## start Given entries
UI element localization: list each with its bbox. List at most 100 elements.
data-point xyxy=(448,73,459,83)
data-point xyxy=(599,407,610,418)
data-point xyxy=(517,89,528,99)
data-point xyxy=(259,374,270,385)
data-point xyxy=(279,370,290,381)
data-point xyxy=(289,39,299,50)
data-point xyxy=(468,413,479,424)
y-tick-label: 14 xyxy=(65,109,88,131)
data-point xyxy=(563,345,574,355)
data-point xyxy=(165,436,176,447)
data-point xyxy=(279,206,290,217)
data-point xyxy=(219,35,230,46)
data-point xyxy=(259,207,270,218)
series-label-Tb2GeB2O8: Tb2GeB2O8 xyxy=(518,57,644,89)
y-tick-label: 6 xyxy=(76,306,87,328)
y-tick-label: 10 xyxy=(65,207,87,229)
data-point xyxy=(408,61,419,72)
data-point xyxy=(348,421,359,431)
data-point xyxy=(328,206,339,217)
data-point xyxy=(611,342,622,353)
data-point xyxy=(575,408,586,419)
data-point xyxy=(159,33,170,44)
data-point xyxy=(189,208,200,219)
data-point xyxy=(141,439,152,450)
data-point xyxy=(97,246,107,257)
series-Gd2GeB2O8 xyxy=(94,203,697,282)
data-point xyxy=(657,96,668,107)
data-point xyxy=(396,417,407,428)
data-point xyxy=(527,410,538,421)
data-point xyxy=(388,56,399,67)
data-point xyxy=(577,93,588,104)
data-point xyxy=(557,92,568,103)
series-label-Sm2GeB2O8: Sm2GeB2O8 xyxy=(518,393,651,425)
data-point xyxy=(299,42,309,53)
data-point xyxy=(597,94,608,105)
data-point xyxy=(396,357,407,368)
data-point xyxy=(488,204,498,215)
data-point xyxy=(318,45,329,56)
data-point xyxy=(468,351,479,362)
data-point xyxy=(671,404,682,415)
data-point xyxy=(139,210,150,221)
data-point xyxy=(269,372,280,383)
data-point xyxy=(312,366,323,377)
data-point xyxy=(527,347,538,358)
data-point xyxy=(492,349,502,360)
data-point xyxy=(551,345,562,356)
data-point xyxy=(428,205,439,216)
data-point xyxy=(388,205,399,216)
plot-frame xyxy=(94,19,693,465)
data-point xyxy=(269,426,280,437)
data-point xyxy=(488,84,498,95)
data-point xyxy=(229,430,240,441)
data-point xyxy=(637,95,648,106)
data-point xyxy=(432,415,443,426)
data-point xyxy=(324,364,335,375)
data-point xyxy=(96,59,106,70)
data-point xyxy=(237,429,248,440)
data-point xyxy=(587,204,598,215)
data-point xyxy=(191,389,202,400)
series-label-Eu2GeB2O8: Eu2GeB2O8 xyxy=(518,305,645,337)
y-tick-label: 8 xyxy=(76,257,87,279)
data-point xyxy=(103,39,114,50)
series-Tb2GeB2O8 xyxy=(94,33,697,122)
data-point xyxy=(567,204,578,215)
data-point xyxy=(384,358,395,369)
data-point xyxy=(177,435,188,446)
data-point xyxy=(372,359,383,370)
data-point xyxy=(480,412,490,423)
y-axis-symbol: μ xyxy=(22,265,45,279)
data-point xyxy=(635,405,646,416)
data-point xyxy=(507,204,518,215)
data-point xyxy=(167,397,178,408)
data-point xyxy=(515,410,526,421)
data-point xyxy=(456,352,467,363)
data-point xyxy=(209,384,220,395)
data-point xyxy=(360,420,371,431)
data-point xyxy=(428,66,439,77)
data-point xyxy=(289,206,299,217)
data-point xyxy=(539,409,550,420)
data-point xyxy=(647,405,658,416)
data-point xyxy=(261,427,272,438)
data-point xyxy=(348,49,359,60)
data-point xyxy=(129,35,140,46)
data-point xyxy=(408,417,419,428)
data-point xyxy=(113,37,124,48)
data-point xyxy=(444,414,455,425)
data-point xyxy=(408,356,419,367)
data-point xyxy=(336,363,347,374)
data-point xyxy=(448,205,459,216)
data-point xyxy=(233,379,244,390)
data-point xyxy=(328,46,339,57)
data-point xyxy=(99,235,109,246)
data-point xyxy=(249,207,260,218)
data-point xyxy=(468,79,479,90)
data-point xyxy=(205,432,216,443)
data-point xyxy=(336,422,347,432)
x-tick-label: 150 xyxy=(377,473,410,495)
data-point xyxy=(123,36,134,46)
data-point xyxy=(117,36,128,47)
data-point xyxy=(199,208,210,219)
## end Given entries
What the task asks |
Report each line of the items above that contains the word "series", copying the lines in full. Count only matches with the same upper and lower case.

Worked answer |
series-label-Tb2GeB2O8: Tb2GeB2O8 xyxy=(518,57,644,89)
series-Gd2GeB2O8 xyxy=(94,203,697,282)
series-label-Sm2GeB2O8: Sm2GeB2O8 xyxy=(518,393,651,425)
series-label-Eu2GeB2O8: Eu2GeB2O8 xyxy=(518,305,645,337)
series-Tb2GeB2O8 xyxy=(94,33,697,122)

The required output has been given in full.